[Data entries]
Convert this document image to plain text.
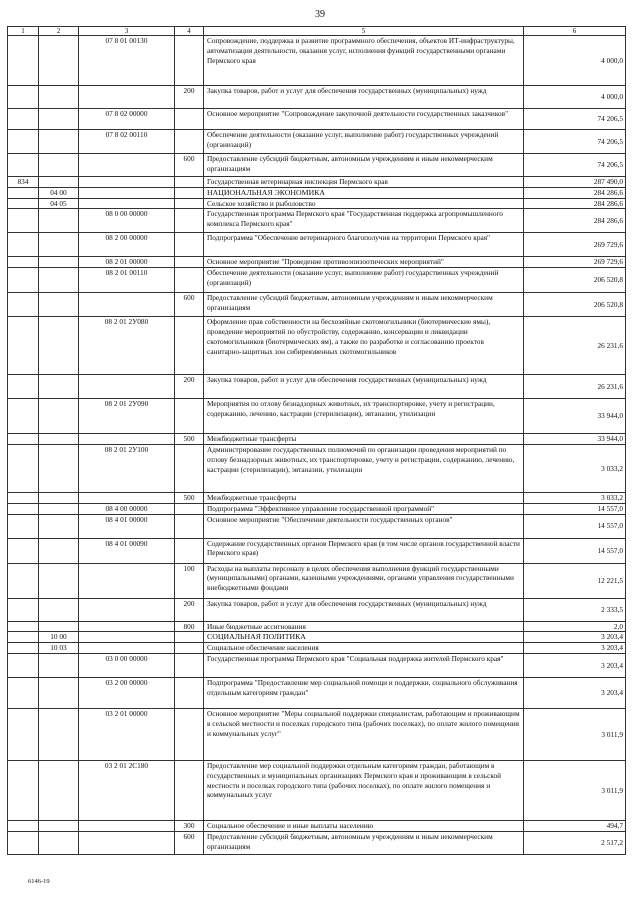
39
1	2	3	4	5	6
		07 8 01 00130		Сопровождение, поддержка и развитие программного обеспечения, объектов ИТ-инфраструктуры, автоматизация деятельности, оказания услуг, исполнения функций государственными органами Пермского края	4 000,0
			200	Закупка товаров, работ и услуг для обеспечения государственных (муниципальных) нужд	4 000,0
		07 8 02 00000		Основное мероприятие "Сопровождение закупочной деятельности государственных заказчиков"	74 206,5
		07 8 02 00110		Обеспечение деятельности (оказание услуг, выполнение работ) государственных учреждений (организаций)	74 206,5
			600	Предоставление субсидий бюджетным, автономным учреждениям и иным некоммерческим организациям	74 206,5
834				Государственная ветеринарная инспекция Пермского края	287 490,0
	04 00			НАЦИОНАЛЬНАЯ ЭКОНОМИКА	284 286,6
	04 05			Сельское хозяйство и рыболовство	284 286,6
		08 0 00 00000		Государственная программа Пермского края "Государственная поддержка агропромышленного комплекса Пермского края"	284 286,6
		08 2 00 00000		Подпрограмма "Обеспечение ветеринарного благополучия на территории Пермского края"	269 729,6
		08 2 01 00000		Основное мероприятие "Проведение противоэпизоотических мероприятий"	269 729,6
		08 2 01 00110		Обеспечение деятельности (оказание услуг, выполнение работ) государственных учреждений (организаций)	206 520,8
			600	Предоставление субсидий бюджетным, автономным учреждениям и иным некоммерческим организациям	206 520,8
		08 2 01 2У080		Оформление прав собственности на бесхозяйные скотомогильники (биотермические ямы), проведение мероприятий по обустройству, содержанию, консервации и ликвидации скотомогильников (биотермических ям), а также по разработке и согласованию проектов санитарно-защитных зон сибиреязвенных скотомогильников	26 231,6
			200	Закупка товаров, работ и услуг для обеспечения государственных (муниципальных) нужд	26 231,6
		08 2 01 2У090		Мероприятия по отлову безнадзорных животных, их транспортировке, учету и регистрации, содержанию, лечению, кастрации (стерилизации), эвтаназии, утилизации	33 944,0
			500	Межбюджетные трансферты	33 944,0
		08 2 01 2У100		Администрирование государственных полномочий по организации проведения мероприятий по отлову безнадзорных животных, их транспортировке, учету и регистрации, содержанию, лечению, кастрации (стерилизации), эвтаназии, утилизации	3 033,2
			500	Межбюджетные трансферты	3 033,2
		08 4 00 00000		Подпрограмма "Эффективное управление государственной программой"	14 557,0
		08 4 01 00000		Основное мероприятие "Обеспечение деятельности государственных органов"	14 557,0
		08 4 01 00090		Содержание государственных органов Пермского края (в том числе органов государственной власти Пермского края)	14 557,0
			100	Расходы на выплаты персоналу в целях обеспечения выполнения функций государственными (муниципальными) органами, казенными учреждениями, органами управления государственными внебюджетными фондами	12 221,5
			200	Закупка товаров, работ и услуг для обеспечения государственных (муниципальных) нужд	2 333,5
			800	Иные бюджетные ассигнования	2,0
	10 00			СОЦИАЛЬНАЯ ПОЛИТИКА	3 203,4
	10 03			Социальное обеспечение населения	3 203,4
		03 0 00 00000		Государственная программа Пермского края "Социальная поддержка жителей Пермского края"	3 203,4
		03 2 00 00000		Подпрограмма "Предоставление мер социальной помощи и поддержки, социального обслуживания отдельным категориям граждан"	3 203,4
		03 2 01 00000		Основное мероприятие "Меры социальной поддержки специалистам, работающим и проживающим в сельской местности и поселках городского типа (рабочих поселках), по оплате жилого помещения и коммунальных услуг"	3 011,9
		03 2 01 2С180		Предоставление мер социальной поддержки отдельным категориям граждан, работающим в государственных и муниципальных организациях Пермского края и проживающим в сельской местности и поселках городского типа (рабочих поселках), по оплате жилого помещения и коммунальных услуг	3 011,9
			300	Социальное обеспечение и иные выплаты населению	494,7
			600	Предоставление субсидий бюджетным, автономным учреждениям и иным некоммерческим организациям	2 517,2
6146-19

== WHAT TO DO ==
Quote the records above exactly, leaving out any pictures.

== RESULT OF THIS TASK ==
Convert this document image to plain text.
39
1	2	3	4	5	6
		07 8 01 00130		Сопровождение, поддержка и развитие программного обеспечения, объектов ИТ-инфраструктуры, автоматизация деятельности, оказания услуг, исполнения функций государственными органами Пермского края	4 000,0
			200	Закупка товаров, работ и услуг для обеспечения государственных (муниципальных) нужд	4 000,0
		07 8 02 00000		Основное мероприятие "Сопровождение закупочной деятельности государственных заказчиков"	74 206,5
		07 8 02 00110		Обеспечение деятельности (оказание услуг, выполнение работ) государственных учреждений (организаций)	74 206,5
			600	Предоставление субсидий бюджетным, автономным учреждениям и иным некоммерческим организациям	74 206,5
834				Государственная ветеринарная инспекция Пермского края	287 490,0
	04 00			НАЦИОНАЛЬНАЯ ЭКОНОМИКА	284 286,6
	04 05			Сельское хозяйство и рыболовство	284 286,6
		08 0 00 00000		Государственная программа Пермского края "Государственная поддержка агропромышленного комплекса Пермского края"	284 286,6
		08 2 00 00000		Подпрограмма "Обеспечение ветеринарного благополучия на территории Пермского края"	269 729,6
		08 2 01 00000		Основное мероприятие "Проведение противоэпизоотических мероприятий"	269 729,6
		08 2 01 00110		Обеспечение деятельности (оказание услуг, выполнение работ) государственных учреждений (организаций)	206 520,8
			600	Предоставление субсидий бюджетным, автономным учреждениям и иным некоммерческим организациям	206 520,8
		08 2 01 2У080		Оформление прав собственности на бесхозяйные скотомогильники (биотермические ямы), проведение мероприятий по обустройству, содержанию, консервации и ликвидации скотомогильников (биотермических ям), а также по разработке и согласованию проектов санитарно-защитных зон сибиреязвенных скотомогильников	26 231,6
			200	Закупка товаров, работ и услуг для обеспечения государственных (муниципальных) нужд	26 231,6
		08 2 01 2У090		Мероприятия по отлову безнадзорных животных, их транспортировке, учету и регистрации, содержанию, лечению, кастрации (стерилизации), эвтаназии, утилизации	33 944,0
			500	Межбюджетные трансферты	33 944,0
		08 2 01 2У100		Администрирование государственных полномочий по организации проведения мероприятий по отлову безнадзорных животных, их транспортировке, учету и регистрации, содержанию, лечению, кастрации (стерилизации), эвтаназии, утилизации	3 033,2
			500	Межбюджетные трансферты	3 033,2
		08 4 00 00000		Подпрограмма "Эффективное управление государственной программой"	14 557,0
		08 4 01 00000		Основное мероприятие "Обеспечение деятельности государственных органов"	14 557,0
		08 4 01 00090		Содержание государственных органов Пермского края (в том числе органов государственной власти Пермского края)	14 557,0
			100	Расходы на выплаты персоналу в целях обеспечения выполнения функций государственными (муниципальными) органами, казенными учреждениями, органами управления государственными внебюджетными фондами	12 221,5
			200	Закупка товаров, работ и услуг для обеспечения государственных (муниципальных) нужд	2 333,5
			800	Иные бюджетные ассигнования	2,0
	10 00			СОЦИАЛЬНАЯ ПОЛИТИКА	3 203,4
	10 03			Социальное обеспечение населения	3 203,4
		03 0 00 00000		Государственная программа Пермского края "Социальная поддержка жителей Пермского края"	3 203,4
		03 2 00 00000		Подпрограмма "Предоставление мер социальной помощи и поддержки, социального обслуживания отдельным категориям граждан"	3 203,4
		03 2 01 00000		Основное мероприятие "Меры социальной поддержки специалистам, работающим и проживающим в сельской местности и поселках городского типа (рабочих поселках), по оплате жилого помещения и коммунальных услуг"	3 011,9
		03 2 01 2С180		Предоставление мер социальной поддержки отдельным категориям граждан, работающим в государственных и муниципальных организациях Пермского края и проживающим в сельской местности и поселках городского типа (рабочих поселках), по оплате жилого помещения и коммунальных услуг	3 011,9
			300	Социальное обеспечение и иные выплаты населению	494,7
			600	Предоставление субсидий бюджетным, автономным учреждениям и иным некоммерческим организациям	2 517,2
6146-19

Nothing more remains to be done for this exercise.